PROVIDED RECORDS =>
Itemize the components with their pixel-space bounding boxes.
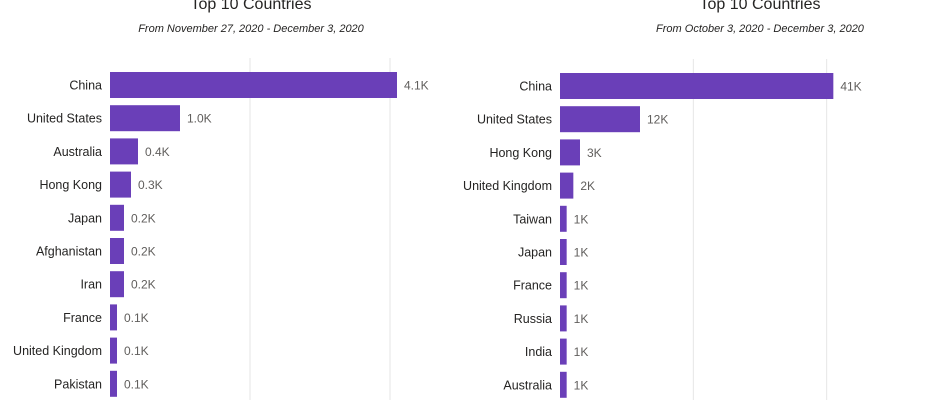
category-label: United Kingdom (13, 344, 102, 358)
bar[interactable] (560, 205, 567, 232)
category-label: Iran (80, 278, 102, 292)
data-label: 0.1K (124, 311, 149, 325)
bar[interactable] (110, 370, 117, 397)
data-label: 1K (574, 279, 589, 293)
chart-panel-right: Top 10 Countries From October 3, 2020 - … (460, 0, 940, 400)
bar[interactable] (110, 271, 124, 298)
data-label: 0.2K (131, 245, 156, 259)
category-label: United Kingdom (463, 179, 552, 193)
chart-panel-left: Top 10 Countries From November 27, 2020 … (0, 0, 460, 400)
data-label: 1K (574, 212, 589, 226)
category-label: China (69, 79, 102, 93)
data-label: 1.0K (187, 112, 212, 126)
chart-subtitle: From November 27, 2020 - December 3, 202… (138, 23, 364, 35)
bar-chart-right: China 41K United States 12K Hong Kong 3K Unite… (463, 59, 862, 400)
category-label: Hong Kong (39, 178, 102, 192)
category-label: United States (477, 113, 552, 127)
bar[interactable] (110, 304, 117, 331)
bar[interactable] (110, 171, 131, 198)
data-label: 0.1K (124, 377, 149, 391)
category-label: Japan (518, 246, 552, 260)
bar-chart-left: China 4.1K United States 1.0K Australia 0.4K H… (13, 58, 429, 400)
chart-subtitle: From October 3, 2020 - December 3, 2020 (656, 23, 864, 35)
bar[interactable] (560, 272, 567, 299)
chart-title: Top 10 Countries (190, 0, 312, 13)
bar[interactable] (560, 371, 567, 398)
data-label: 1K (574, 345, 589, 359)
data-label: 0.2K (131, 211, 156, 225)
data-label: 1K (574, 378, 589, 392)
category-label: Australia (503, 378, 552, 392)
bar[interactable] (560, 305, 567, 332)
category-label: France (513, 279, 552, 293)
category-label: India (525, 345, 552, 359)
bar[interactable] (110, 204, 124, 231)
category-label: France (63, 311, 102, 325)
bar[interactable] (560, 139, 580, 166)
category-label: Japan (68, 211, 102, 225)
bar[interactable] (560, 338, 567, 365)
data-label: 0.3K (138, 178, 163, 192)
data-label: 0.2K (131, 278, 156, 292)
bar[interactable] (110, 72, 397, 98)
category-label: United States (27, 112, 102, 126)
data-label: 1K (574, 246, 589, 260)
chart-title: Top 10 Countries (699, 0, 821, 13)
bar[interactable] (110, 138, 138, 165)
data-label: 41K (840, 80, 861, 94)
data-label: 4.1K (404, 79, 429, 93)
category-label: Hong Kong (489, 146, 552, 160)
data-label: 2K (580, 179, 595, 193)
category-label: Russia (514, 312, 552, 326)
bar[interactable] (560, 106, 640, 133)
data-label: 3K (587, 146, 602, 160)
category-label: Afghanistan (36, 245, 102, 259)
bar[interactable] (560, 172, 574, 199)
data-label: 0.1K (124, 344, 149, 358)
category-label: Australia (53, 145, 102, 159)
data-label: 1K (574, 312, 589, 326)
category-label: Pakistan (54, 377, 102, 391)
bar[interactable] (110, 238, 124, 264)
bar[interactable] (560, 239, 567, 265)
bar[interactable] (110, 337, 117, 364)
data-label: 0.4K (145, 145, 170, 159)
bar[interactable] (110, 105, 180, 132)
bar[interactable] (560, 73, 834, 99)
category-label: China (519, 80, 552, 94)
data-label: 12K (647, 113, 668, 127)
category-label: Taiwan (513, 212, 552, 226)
--
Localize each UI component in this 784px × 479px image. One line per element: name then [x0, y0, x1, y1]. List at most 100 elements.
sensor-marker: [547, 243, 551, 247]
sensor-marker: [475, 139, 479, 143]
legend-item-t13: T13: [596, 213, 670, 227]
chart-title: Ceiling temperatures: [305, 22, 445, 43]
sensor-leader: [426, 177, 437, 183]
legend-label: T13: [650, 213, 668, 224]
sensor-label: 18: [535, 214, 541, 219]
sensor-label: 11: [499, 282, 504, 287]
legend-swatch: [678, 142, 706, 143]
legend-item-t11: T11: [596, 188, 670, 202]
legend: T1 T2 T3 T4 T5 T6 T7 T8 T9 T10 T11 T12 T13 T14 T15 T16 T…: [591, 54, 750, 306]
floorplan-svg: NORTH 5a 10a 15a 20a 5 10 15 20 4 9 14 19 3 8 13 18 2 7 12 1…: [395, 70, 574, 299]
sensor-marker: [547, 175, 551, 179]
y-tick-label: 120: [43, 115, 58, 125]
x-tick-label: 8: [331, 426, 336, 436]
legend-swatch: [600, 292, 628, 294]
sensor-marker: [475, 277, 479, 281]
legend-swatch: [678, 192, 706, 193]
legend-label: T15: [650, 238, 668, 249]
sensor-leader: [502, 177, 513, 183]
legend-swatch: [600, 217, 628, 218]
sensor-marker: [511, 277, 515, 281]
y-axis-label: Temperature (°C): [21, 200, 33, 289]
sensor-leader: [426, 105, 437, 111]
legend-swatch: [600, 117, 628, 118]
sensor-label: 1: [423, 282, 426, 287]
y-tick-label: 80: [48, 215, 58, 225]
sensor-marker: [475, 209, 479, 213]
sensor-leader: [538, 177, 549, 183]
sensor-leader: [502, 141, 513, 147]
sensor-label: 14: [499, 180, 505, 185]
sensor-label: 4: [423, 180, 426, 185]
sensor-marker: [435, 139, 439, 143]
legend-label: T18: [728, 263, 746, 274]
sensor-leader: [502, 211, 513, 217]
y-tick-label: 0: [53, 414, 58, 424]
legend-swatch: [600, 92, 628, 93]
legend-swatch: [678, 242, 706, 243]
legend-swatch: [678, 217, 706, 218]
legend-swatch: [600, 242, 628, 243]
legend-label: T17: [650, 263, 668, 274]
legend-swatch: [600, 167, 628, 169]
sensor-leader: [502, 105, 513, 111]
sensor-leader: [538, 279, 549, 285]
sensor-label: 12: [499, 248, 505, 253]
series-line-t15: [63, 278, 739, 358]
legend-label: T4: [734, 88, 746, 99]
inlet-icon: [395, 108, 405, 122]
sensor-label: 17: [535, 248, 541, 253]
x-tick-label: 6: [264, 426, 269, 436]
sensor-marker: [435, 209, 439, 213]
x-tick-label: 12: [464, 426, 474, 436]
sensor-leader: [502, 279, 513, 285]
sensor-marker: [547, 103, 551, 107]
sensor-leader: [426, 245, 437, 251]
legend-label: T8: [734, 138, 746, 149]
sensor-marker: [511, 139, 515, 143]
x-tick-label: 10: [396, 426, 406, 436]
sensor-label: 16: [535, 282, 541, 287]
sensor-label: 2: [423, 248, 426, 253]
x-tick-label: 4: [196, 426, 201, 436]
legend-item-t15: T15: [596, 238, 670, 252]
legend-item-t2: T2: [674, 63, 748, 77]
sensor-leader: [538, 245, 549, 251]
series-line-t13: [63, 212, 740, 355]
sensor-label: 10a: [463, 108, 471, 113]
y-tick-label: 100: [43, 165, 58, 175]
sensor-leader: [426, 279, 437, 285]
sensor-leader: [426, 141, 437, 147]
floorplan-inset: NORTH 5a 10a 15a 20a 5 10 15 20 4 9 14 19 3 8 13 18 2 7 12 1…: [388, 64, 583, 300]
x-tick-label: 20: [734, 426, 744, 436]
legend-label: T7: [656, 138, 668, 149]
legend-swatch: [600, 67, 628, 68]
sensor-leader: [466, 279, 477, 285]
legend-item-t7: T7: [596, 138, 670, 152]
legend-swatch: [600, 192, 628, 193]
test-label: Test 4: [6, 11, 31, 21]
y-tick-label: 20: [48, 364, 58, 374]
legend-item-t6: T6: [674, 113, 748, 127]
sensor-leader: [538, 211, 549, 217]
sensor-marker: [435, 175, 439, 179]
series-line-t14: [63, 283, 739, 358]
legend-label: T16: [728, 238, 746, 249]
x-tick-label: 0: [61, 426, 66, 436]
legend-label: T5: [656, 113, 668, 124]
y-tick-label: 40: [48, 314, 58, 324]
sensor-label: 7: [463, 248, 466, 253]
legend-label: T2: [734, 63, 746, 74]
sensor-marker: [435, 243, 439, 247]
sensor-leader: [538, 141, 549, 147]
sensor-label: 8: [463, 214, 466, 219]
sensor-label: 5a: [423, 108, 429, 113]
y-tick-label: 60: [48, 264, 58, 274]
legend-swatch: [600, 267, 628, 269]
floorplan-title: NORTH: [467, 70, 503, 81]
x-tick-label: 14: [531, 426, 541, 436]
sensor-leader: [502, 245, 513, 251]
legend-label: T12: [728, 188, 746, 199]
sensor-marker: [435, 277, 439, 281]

EXERCISE OBJECTIVE => Write out the lines of the records word for word, starting at the line that contains "Localize each UI" and ending with the line that contains "legend-swatch: [600, 117, 628, 118]".

CORRECT OUTPUT =>
Localize each UI component in this 784px × 479px image. One line per element: name then [x0, y0, x1, y1]. List at most 100 elements.
sensor-marker: [547, 243, 551, 247]
sensor-marker: [475, 139, 479, 143]
legend-item-t13: T13: [596, 213, 670, 227]
chart-title: Ceiling temperatures: [305, 22, 445, 43]
sensor-leader: [426, 177, 437, 183]
legend-label: T13: [650, 213, 668, 224]
sensor-label: 18: [535, 214, 541, 219]
sensor-label: 11: [499, 282, 504, 287]
legend-swatch: [678, 142, 706, 143]
legend-item-t11: T11: [596, 188, 670, 202]
legend: T1 T2 T3 T4 T5 T6 T7 T8 T9 T10 T11 T12 T13 T14 T15 T16 T…: [591, 54, 750, 306]
floorplan-svg: NORTH 5a 10a 15a 20a 5 10 15 20 4 9 14 19 3 8 13 18 2 7 12 1…: [395, 70, 574, 299]
sensor-marker: [547, 175, 551, 179]
y-tick-label: 120: [43, 115, 58, 125]
x-tick-label: 8: [331, 426, 336, 436]
legend-swatch: [600, 292, 628, 294]
sensor-marker: [475, 277, 479, 281]
legend-swatch: [678, 192, 706, 193]
legend-label: T15: [650, 238, 668, 249]
sensor-leader: [502, 177, 513, 183]
legend-swatch: [600, 217, 628, 218]
sensor-marker: [511, 277, 515, 281]
y-axis-label: Temperature (°C): [21, 200, 33, 289]
sensor-leader: [426, 105, 437, 111]
legend-swatch: [600, 117, 628, 118]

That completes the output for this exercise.